Dataset items
⁂

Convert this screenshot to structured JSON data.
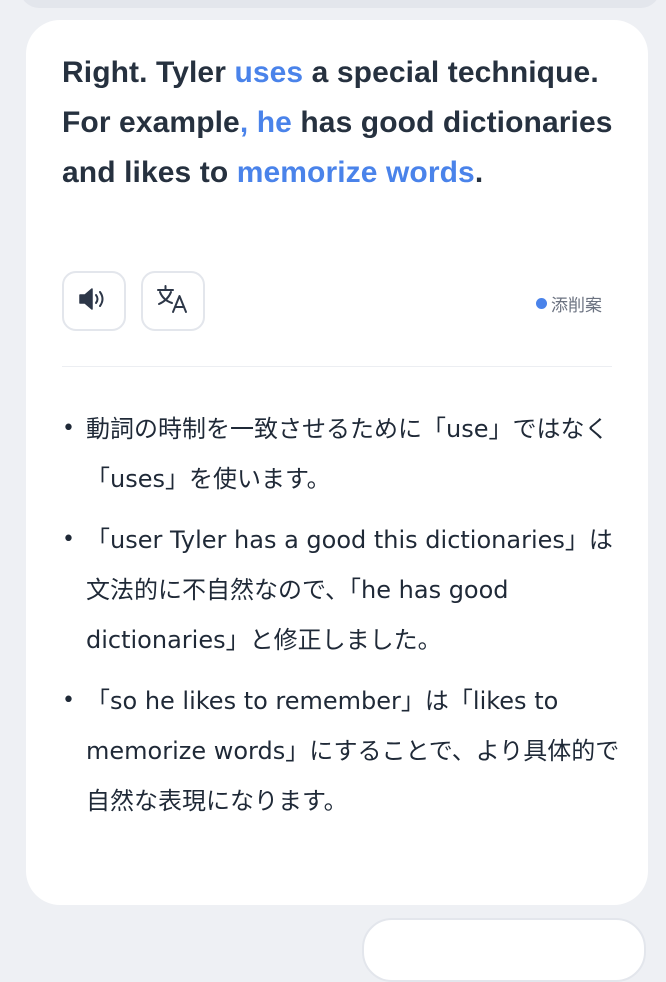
{
  "sentence": {
    "segments": [
      {
        "text": "Right. Tyler ",
        "highlight": false
      },
      {
        "text": "uses",
        "highlight": true
      },
      {
        "text": " a special technique. For example",
        "highlight": false
      },
      {
        "text": ", he",
        "highlight": true
      },
      {
        "text": " has good dictionaries and likes to ",
        "highlight": false
      },
      {
        "text": "memorize words",
        "highlight": true
      },
      {
        "text": ".",
        "highlight": false
      }
    ]
  },
  "controls": {
    "speaker_icon": "speaker-icon",
    "translate_icon": "translate-icon"
  },
  "correction": {
    "label": "添削案",
    "dot_color": "#4a83ea"
  },
  "notes": [
    "動詞の時制を一致させるために「use」ではなく「uses」を使います。",
    "「user Tyler has a good this dictionaries」は文法的に不自然なので、「he has good dictionaries」と修正しました。",
    "「so he likes to remember」は「likes to memorize words」にすることで、より具体的で自然な表現になります。"
  ],
  "colors": {
    "accent": "#4a83ea",
    "text": "#26313f",
    "background": "#eef0f4",
    "card": "#ffffff"
  }
}
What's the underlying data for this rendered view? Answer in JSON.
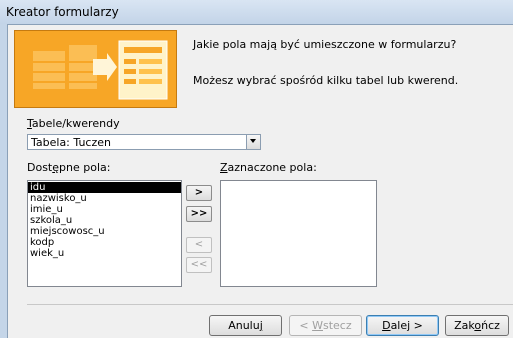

⁂

▸ **WHAT IS ASKED**
Using the data above, print every line exactly, omitting pictures.

▸ **REPLY TO THE EXERCISE**
Convert this screenshot to structured JSON data.
{
  "sentence": {
    "segments": [
      {
        "text": "Right. Tyler ",
        "highlight": false
      },
      {
        "text": "uses",
        "highlight": true
      },
      {
        "text": " a special technique. For example",
        "highlight": false
      },
      {
        "text": ", he",
        "highlight": true
      },
      {
        "text": " has good dictionaries and likes to ",
        "highlight": false
      },
      {
        "text": "memorize words",
        "highlight": true
      },
      {
        "text": ".",
        "highlight": false
      }
    ]
  },
  "controls": {
    "speaker_icon": "speaker-icon",
    "translate_icon": "translate-icon"
  },
  "correction": {
    "label": "添削案",
    "dot_color": "#4a83ea"
  },
  "notes": [
    "動詞の時制を一致させるために「use」ではなく「uses」を使います。",
    "「user Tyler has a good this dictionaries」は文法的に不自然なので、「he has good dictionaries」と修正しました。",
    "「so he likes to remember」は「likes to memorize words」にすることで、より具体的で自然な表現になります。"
  ],
  "colors": {
    "accent": "#4a83ea",
    "text": "#26313f",
    "background": "#eef0f4",
    "card": "#ffffff"
  }
}
What's the underlying data for this rendered view? Answer in JSON.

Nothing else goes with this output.